#### Problem statement
Write the data out again, exactly as given.

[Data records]
<<<<

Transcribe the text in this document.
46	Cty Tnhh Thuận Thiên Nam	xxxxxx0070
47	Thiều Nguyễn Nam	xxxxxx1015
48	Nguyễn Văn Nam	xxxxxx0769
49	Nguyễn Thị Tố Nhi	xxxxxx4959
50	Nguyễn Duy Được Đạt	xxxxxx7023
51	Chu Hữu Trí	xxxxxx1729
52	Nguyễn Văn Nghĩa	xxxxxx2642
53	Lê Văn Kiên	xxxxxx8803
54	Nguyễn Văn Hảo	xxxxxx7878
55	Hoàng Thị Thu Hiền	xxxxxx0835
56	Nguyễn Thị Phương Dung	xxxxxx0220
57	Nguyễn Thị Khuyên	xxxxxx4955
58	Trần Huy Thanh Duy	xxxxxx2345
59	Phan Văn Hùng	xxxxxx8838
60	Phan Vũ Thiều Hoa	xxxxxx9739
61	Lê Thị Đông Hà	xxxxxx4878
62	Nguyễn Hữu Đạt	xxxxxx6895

>>>>

#### Response to this task
Transcribe the text in this document.
46	Cty Tnhh Thuận Thiên Nam	xxxxxx0070
47	Thiều Nguyễn Nam	xxxxxx1015
48	Nguyễn Văn Nam	xxxxxx0769
49	Nguyễn Thị Tố Nhi	xxxxxx4959
50	Nguyễn Duy Được Đạt	xxxxxx7023
51	Chu Hữu Trí	xxxxxx1729
52	Nguyễn Văn Nghĩa	xxxxxx2642
53	Lê Văn Kiên	xxxxxx8803
54	Nguyễn Văn Hảo	xxxxxx7878
55	Hoàng Thị Thu Hiền	xxxxxx0835
56	Nguyễn Thị Phương Dung	xxxxxx0220
57	Nguyễn Thị Khuyên	xxxxxx4955
58	Trần Huy Thanh Duy	xxxxxx2345
59	Phan Văn Hùng	xxxxxx8838
60	Phan Vũ Thiều Hoa	xxxxxx9739
61	Lê Thị Đông Hà	xxxxxx4878
62	Nguyễn Hữu Đạt	xxxxxx6895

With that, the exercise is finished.